[START RECORD EXTRACTS]

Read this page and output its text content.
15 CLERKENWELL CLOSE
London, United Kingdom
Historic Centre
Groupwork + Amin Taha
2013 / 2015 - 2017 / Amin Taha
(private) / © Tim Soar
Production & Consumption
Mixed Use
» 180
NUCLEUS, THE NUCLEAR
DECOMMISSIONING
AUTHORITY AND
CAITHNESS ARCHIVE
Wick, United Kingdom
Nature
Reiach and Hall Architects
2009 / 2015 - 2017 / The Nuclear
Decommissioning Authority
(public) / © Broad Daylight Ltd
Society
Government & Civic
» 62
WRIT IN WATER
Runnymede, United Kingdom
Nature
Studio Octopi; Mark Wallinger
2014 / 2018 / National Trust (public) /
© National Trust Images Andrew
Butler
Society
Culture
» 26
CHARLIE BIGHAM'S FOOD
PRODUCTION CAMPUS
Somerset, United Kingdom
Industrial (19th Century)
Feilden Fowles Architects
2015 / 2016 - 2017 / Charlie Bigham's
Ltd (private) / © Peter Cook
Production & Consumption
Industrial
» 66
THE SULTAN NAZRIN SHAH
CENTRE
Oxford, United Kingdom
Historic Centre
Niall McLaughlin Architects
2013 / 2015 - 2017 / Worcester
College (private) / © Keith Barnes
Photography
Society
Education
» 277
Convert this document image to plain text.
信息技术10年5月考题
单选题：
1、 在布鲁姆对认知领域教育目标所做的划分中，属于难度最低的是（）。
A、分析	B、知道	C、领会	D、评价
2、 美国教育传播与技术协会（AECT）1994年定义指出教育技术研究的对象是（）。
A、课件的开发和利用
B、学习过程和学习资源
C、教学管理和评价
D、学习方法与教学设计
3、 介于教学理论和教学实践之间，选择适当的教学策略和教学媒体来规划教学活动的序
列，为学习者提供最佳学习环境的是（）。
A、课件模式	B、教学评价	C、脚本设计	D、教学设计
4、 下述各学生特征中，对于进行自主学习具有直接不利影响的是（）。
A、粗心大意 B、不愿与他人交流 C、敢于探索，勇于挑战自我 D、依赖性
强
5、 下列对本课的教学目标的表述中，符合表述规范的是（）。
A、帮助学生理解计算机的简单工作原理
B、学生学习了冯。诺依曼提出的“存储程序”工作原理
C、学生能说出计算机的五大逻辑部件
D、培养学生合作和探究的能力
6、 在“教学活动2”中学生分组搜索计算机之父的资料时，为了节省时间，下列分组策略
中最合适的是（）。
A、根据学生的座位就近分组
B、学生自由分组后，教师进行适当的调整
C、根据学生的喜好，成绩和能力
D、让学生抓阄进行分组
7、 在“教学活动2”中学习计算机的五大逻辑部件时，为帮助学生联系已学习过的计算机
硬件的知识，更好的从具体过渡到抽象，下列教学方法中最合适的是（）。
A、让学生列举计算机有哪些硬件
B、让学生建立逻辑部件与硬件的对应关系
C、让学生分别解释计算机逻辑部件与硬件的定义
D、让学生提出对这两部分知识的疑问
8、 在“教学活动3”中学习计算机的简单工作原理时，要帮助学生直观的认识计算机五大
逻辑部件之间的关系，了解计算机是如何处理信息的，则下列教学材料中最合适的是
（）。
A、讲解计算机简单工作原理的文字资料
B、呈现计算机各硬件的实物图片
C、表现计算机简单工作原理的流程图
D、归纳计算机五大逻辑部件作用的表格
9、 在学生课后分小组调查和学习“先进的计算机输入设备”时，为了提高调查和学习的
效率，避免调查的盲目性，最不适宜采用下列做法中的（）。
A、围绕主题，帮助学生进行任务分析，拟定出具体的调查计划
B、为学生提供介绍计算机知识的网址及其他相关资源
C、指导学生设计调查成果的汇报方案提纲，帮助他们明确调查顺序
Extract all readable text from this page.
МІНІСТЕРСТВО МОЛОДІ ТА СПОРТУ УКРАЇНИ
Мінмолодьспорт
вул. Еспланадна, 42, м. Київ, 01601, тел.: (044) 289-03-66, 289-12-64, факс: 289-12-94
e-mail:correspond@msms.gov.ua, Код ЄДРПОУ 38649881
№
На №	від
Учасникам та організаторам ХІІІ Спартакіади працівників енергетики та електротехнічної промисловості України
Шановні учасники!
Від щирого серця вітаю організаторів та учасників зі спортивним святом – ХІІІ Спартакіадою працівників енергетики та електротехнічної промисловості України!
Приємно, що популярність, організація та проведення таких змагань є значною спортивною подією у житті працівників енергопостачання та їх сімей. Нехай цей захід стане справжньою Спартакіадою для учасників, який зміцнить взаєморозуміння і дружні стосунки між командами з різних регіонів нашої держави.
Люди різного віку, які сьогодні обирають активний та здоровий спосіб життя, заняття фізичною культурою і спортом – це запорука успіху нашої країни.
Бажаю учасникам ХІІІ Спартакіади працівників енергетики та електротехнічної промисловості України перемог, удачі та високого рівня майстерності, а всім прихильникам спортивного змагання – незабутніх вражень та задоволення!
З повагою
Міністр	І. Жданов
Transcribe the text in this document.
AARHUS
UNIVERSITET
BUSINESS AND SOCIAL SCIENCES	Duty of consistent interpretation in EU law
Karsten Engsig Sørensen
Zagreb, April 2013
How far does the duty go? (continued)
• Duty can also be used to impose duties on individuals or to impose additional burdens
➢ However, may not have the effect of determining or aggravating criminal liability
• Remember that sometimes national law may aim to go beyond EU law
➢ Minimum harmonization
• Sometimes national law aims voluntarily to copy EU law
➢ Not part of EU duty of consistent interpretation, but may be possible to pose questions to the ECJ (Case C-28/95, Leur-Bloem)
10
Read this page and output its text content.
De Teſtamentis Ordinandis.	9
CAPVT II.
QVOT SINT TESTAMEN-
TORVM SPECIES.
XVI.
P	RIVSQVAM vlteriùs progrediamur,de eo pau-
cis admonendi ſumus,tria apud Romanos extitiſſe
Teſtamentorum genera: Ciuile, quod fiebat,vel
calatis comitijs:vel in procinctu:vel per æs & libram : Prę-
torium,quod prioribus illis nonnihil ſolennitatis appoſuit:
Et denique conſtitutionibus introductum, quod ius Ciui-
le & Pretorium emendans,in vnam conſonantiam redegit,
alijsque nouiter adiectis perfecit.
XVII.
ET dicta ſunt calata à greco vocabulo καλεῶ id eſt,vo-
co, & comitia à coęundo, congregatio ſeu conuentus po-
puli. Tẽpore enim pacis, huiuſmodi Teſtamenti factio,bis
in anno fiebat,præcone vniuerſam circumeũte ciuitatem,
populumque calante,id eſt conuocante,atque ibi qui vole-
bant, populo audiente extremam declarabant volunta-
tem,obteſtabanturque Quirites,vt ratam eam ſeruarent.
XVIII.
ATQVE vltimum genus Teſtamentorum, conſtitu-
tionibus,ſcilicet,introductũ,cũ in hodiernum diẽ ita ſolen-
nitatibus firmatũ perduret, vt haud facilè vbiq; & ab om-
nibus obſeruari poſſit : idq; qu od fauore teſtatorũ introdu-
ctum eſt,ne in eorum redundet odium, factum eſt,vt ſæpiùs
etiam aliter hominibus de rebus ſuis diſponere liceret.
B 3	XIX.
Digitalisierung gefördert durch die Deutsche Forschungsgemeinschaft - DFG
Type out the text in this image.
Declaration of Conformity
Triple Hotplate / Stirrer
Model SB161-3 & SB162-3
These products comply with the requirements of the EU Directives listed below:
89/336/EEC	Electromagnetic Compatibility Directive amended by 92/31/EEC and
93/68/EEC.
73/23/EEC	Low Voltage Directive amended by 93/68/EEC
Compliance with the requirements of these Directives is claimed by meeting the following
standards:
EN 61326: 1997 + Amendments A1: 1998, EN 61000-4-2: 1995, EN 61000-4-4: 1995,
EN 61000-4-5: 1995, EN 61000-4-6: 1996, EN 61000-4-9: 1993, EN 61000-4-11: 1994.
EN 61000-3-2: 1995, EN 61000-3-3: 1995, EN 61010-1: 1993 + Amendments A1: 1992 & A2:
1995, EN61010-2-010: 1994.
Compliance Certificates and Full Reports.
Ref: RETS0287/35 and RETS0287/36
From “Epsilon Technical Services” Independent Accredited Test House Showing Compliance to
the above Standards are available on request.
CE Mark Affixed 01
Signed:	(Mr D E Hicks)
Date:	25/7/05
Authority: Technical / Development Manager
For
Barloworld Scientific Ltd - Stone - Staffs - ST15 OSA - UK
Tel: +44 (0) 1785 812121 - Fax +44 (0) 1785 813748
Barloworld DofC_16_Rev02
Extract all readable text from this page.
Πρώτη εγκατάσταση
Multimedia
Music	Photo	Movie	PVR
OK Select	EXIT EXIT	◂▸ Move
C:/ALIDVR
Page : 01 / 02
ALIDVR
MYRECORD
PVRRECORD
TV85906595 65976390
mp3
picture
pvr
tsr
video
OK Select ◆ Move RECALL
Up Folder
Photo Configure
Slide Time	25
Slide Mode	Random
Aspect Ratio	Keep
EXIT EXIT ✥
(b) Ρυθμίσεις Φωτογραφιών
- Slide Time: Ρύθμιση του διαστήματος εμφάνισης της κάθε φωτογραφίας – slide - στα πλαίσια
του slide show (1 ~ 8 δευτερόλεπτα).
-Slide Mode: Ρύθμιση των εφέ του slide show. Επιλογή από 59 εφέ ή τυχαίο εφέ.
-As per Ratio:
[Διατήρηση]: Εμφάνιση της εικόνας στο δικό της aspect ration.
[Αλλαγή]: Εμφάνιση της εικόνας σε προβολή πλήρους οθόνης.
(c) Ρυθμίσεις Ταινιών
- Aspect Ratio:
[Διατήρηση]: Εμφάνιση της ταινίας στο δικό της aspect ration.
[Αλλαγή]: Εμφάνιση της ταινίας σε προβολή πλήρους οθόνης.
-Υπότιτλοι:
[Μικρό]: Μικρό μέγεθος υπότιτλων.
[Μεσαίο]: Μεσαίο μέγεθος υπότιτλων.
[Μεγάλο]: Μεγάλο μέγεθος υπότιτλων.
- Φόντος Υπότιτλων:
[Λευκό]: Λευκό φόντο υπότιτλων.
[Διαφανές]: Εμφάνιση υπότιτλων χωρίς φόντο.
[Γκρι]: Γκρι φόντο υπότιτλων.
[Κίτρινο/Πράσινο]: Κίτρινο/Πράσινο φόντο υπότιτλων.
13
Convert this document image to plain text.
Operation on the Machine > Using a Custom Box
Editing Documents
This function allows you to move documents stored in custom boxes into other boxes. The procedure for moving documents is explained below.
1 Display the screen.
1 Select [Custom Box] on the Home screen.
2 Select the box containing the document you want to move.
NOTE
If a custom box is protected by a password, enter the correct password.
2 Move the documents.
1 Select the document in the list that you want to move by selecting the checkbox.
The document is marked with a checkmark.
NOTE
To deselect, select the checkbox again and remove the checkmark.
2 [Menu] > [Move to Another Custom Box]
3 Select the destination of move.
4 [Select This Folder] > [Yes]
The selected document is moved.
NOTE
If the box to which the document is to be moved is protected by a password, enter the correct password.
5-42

[END RECORD EXTRACTS]

§ **WHAT IS REQUIRED**:
Going through the entries above line by line, work out how many lines include the word "below". Only the number is required.

§ **IN RESPONSE**:
2